→ **Given instruction**
Which lines in the records below contain the word "Technische"? Copy each of them.

→ **Records for processing**
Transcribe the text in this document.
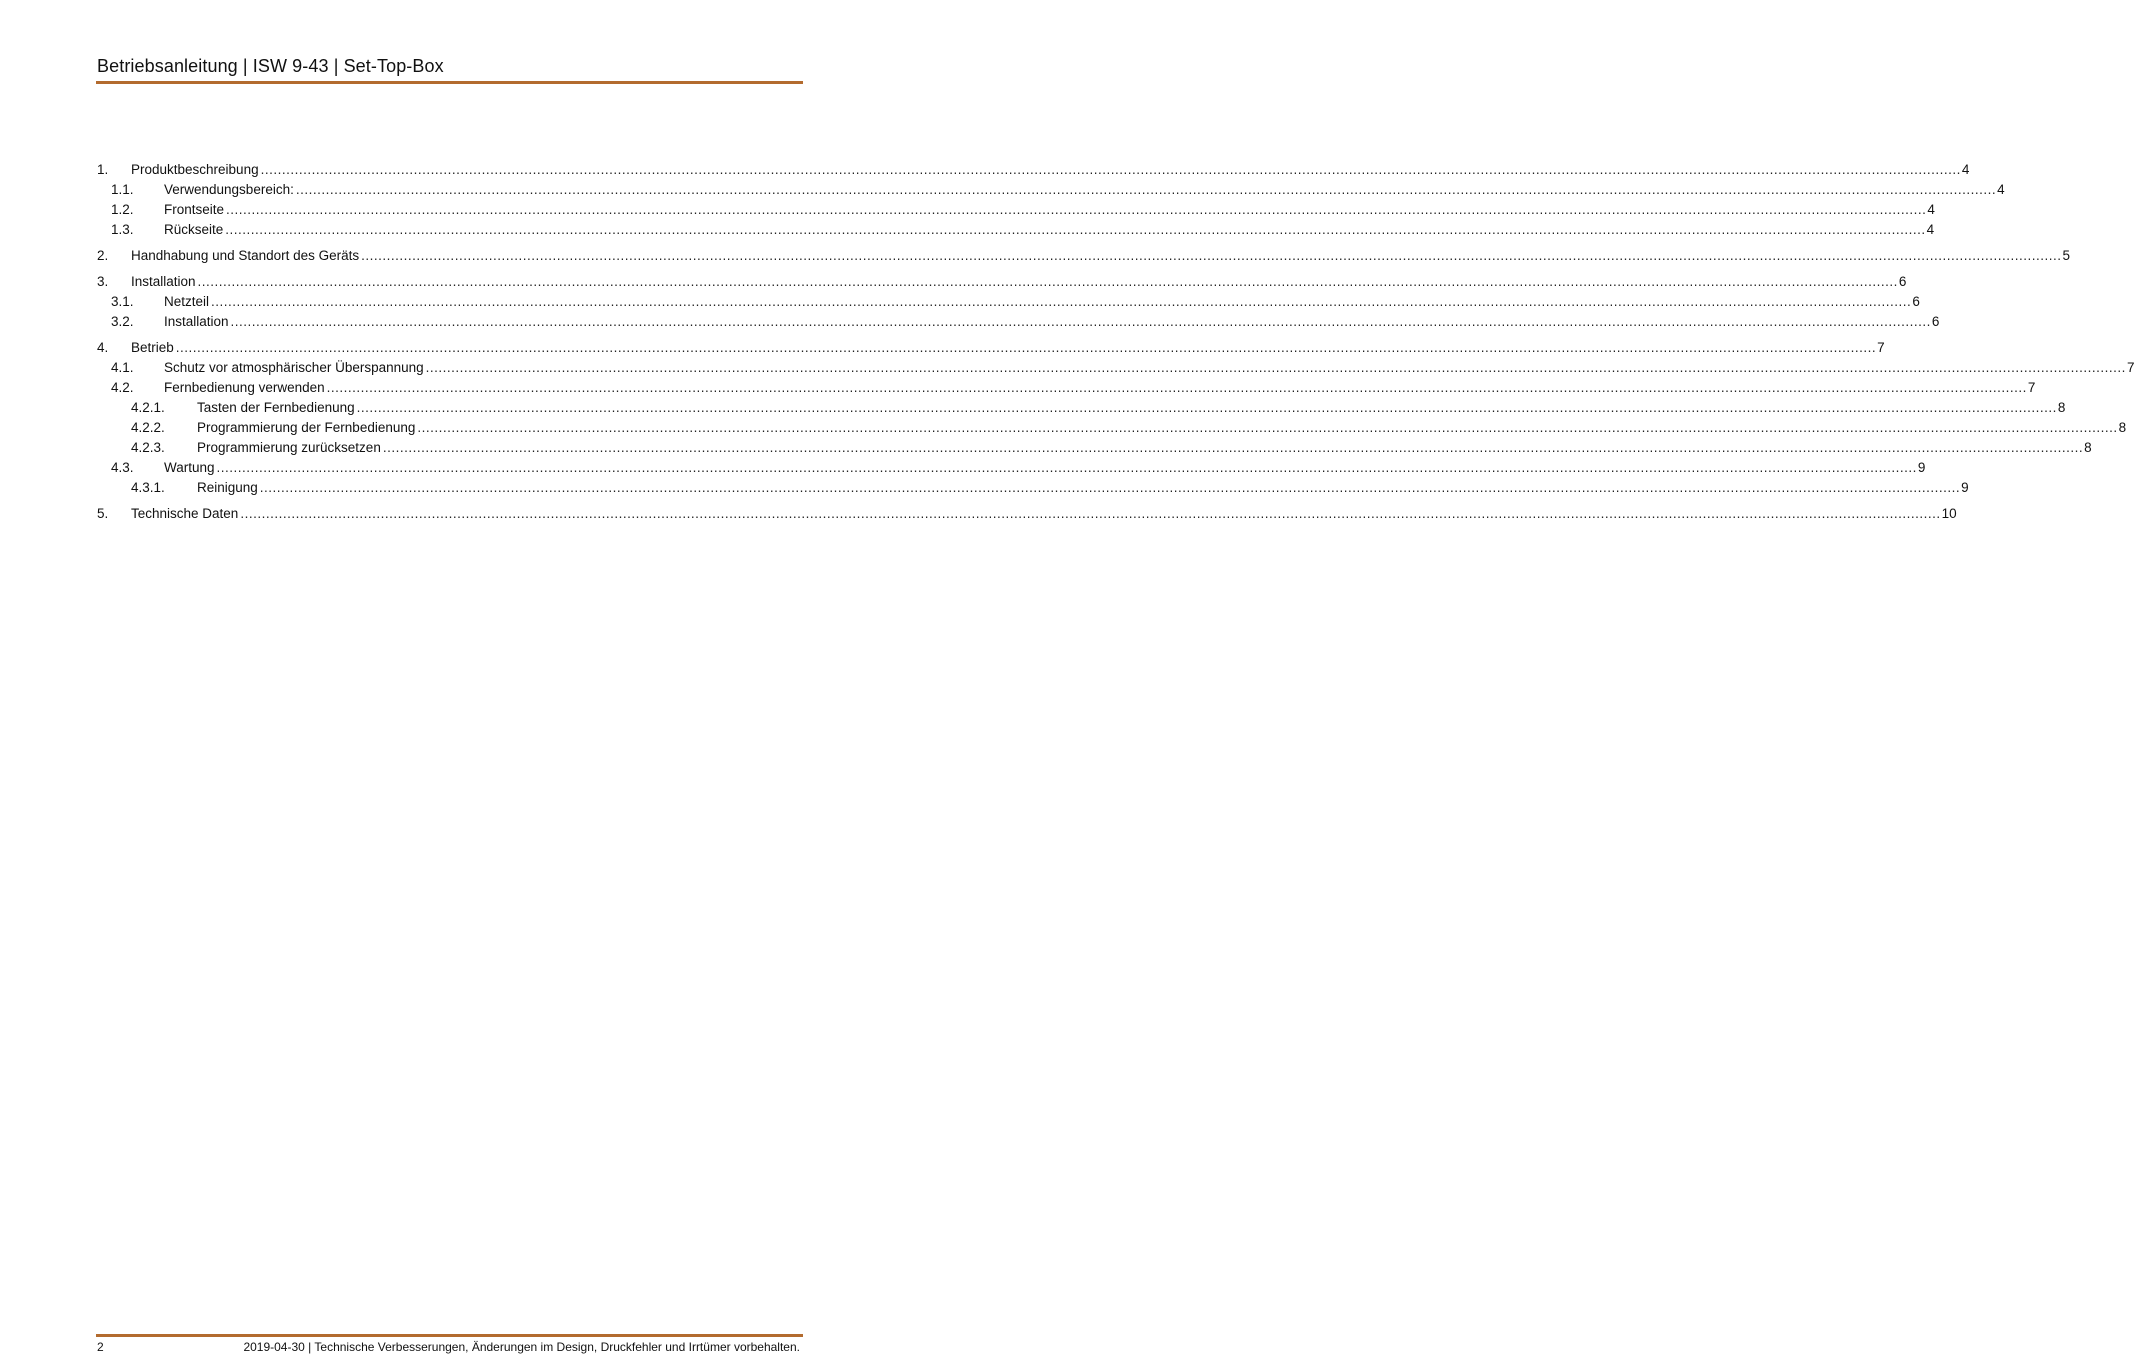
Betriebsanleitung | ISW 9-43 | Set-Top-Box
1. Produktbeschreibung ................................................................................................................................................................................................................................................................................................................................................................................................................ 4
1.1. Verwendungsbereich: ................................................................................................................................................................................................................................................................................................................................................................................................................ 4
1.2. Frontseite ................................................................................................................................................................................................................................................................................................................................................................................................................ 4
1.3. Rückseite ................................................................................................................................................................................................................................................................................................................................................................................................................ 4
2. Handhabung und Standort des Geräts ................................................................................................................................................................................................................................................................................................................................................................................................................ 5
3. Installation ................................................................................................................................................................................................................................................................................................................................................................................................................ 6
3.1. Netzteil ................................................................................................................................................................................................................................................................................................................................................................................................................ 6
3.2. Installation ................................................................................................................................................................................................................................................................................................................................................................................................................ 6
4. Betrieb ................................................................................................................................................................................................................................................................................................................................................................................................................ 7
4.1. Schutz vor atmosphärischer Überspannung ................................................................................................................................................................................................................................................................................................................................................................................................................ 7
4.2. Fernbedienung verwenden ................................................................................................................................................................................................................................................................................................................................................................................................................ 7
4.2.1. Tasten der Fernbedienung ................................................................................................................................................................................................................................................................................................................................................................................................................ 8
4.2.2. Programmierung der Fernbedienung ................................................................................................................................................................................................................................................................................................................................................................................................................ 8
4.2.3. Programmierung zurücksetzen ................................................................................................................................................................................................................................................................................................................................................................................................................ 8
4.3. Wartung ................................................................................................................................................................................................................................................................................................................................................................................................................ 9
4.3.1. Reinigung ................................................................................................................................................................................................................................................................................................................................................................................................................ 9
5. Technische Daten ................................................................................................................................................................................................................................................................................................................................................................................................................ 10
2	2019-04-30 | Technische Verbesserungen, Änderungen im Design, Druckfehler und Irrtümer vorbehalten.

→ **Solution for this problem**
5. Technische Daten ................................................................................................................................................................................................................................................................................................................................................................................................................ 10
2	2019-04-30 | Technische Verbesserungen, Änderungen im Design, Druckfehler und Irrtümer vorbehalten.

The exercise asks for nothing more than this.